(Request) Determine how many lines contain the string "numbers". Respond with that number and nothing more.

___

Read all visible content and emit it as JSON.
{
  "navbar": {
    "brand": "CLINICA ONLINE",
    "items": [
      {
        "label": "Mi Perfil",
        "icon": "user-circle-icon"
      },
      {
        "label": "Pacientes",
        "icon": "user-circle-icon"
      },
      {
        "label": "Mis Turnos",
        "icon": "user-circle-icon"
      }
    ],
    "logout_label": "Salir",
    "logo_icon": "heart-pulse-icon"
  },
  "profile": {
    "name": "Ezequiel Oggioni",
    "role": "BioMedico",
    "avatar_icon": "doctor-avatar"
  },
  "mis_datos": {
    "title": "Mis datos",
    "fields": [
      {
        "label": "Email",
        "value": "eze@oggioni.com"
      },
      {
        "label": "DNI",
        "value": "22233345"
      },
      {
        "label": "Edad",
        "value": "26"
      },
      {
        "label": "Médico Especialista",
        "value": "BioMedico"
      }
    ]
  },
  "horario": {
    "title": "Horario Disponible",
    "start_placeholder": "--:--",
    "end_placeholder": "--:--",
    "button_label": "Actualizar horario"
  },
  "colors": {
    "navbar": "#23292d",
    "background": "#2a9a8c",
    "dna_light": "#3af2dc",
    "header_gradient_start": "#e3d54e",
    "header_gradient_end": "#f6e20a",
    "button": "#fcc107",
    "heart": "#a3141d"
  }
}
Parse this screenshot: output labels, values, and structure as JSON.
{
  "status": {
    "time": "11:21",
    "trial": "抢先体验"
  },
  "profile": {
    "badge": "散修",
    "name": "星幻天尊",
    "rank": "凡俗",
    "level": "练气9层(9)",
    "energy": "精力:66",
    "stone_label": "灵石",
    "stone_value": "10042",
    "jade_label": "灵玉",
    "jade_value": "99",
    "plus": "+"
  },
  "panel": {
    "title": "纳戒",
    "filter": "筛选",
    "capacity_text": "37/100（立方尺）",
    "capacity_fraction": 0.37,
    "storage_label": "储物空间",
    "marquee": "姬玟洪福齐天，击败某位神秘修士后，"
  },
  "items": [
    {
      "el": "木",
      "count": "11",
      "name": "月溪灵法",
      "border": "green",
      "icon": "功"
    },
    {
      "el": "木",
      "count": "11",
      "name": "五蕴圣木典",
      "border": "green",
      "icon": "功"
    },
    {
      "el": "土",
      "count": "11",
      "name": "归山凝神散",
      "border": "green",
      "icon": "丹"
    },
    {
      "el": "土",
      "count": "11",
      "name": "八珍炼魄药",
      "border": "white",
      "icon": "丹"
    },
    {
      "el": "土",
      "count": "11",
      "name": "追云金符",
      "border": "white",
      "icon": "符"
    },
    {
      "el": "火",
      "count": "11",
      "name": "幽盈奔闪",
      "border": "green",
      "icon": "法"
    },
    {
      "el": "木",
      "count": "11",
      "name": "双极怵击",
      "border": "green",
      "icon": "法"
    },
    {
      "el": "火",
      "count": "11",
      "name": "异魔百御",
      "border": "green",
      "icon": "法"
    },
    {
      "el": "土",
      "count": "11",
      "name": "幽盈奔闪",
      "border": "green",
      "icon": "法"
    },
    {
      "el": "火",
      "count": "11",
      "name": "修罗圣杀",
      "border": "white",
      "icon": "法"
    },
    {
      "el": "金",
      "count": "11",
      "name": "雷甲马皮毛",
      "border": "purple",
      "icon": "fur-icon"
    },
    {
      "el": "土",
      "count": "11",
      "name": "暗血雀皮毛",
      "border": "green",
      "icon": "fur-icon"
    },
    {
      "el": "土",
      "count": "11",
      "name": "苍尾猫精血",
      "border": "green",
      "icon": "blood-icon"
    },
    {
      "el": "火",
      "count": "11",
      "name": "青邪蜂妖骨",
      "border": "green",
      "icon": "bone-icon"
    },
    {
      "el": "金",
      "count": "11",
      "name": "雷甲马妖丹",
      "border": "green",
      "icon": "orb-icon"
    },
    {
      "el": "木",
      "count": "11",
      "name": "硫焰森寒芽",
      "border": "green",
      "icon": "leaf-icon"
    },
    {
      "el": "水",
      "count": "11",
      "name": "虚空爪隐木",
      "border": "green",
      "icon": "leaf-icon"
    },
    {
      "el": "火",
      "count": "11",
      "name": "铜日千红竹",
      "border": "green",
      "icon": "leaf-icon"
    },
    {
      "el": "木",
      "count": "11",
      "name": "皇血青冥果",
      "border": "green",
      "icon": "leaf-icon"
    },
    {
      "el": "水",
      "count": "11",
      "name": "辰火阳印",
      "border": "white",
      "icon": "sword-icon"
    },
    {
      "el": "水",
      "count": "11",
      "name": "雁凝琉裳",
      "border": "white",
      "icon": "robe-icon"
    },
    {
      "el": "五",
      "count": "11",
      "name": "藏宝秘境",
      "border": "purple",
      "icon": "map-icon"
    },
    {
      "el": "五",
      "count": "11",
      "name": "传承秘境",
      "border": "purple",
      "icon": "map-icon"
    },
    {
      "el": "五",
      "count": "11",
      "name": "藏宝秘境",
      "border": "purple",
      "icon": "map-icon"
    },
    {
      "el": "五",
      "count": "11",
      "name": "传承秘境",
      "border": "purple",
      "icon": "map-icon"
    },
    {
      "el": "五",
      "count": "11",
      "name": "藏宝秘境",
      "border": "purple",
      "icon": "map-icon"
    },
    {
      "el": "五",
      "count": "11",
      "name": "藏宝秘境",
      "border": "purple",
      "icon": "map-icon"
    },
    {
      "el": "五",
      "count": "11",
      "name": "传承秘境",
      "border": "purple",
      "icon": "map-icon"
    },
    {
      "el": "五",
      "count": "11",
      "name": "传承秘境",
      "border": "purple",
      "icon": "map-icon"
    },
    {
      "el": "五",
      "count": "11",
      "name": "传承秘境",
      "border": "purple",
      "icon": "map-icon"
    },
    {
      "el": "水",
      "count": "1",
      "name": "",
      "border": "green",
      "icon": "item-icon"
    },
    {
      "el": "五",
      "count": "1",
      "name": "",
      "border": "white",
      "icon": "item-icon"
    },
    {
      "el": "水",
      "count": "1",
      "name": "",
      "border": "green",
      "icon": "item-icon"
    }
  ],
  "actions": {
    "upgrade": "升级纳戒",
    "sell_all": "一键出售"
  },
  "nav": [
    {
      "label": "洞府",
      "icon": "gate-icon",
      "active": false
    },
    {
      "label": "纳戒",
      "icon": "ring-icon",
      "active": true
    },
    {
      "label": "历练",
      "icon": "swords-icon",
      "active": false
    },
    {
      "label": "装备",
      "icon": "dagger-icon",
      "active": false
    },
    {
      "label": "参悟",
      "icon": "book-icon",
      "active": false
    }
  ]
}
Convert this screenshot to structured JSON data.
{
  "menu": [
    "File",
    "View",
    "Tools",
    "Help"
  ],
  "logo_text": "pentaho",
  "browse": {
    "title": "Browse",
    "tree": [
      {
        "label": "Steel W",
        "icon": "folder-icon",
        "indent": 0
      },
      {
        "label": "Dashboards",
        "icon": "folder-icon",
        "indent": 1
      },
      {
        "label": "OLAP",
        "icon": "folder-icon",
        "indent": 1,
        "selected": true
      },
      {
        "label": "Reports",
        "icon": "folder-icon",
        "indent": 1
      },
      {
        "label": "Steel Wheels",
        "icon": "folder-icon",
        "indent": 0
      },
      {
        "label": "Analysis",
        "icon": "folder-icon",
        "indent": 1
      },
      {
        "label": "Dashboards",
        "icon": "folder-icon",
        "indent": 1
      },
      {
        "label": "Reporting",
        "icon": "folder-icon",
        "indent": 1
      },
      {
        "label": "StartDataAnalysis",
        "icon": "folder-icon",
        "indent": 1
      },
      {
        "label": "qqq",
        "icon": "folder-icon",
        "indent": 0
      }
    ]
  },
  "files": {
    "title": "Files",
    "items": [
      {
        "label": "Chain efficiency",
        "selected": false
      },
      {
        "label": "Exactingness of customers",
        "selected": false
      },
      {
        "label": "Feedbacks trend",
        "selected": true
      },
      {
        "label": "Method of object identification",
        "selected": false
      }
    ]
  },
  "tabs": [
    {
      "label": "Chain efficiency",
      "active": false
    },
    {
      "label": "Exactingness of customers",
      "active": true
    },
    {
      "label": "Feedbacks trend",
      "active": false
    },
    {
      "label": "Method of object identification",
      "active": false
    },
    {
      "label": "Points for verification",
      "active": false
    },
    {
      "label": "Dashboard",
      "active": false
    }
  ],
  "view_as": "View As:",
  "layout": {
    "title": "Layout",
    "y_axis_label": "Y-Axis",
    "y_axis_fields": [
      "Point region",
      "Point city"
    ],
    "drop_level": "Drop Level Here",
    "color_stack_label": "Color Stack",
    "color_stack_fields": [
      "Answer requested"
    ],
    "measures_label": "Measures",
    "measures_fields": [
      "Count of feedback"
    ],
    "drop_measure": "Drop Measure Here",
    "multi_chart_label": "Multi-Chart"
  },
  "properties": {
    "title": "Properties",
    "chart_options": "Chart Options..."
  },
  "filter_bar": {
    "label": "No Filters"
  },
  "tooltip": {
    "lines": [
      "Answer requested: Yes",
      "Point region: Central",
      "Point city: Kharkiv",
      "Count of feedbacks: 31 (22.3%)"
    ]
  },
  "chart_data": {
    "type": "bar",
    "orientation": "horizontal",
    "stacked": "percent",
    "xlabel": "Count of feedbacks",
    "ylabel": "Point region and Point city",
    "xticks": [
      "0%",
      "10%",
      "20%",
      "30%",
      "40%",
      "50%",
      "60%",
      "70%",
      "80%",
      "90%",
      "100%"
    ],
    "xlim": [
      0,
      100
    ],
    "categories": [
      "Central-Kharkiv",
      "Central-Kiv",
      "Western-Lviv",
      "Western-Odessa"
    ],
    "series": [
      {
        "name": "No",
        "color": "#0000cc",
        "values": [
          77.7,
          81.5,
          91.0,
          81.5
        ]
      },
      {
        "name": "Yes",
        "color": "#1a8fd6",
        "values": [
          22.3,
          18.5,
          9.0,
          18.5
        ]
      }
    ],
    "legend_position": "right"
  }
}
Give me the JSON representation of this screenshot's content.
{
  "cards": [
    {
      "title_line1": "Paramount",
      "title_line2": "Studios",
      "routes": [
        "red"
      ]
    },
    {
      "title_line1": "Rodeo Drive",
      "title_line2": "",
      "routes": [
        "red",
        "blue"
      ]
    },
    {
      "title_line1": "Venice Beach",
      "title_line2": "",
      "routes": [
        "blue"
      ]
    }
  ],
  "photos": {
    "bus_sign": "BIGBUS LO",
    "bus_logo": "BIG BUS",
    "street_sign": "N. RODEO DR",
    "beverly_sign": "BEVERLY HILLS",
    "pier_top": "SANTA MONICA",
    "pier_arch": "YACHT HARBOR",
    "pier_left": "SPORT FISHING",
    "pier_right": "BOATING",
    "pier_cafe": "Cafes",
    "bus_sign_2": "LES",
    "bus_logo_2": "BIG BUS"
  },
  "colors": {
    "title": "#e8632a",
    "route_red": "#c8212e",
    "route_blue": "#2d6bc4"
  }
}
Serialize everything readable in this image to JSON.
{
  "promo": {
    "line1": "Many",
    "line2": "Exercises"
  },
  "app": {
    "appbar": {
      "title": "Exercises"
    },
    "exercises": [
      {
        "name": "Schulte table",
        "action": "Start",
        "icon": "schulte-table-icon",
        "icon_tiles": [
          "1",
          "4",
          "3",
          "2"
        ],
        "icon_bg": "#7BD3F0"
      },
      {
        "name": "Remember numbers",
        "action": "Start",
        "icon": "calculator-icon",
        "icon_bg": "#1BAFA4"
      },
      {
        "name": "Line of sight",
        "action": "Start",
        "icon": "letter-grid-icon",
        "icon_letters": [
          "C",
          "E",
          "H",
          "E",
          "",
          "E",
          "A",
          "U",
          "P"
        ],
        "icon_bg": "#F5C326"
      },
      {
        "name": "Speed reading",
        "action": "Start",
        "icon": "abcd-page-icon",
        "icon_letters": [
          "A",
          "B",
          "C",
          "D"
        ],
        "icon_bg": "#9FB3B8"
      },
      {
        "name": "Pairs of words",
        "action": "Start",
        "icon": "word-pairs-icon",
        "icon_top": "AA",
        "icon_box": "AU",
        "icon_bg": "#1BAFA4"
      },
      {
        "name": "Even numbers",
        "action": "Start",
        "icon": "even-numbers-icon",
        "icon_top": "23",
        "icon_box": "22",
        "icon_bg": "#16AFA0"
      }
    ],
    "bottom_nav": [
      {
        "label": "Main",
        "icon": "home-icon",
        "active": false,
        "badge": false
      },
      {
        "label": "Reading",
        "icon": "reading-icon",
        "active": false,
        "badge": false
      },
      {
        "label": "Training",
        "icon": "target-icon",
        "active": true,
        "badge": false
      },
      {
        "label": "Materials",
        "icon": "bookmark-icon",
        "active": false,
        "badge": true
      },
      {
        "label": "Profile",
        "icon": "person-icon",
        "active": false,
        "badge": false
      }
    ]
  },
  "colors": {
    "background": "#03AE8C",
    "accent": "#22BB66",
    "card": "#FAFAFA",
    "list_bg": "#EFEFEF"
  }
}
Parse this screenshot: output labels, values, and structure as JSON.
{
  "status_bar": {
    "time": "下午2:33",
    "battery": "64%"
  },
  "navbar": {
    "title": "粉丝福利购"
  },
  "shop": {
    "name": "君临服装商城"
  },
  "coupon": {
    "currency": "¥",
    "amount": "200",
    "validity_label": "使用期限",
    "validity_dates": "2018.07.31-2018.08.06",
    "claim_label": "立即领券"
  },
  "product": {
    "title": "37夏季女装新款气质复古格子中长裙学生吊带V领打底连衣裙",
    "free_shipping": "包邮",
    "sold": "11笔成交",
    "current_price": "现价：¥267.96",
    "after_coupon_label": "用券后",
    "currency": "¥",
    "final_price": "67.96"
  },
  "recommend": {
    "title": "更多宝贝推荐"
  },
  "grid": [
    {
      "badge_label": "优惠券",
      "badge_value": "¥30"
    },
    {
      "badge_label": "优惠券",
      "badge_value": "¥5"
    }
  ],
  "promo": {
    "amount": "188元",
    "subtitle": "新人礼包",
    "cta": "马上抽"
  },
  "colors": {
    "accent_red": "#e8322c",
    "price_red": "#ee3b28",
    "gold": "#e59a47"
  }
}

___

(Worked answer) 3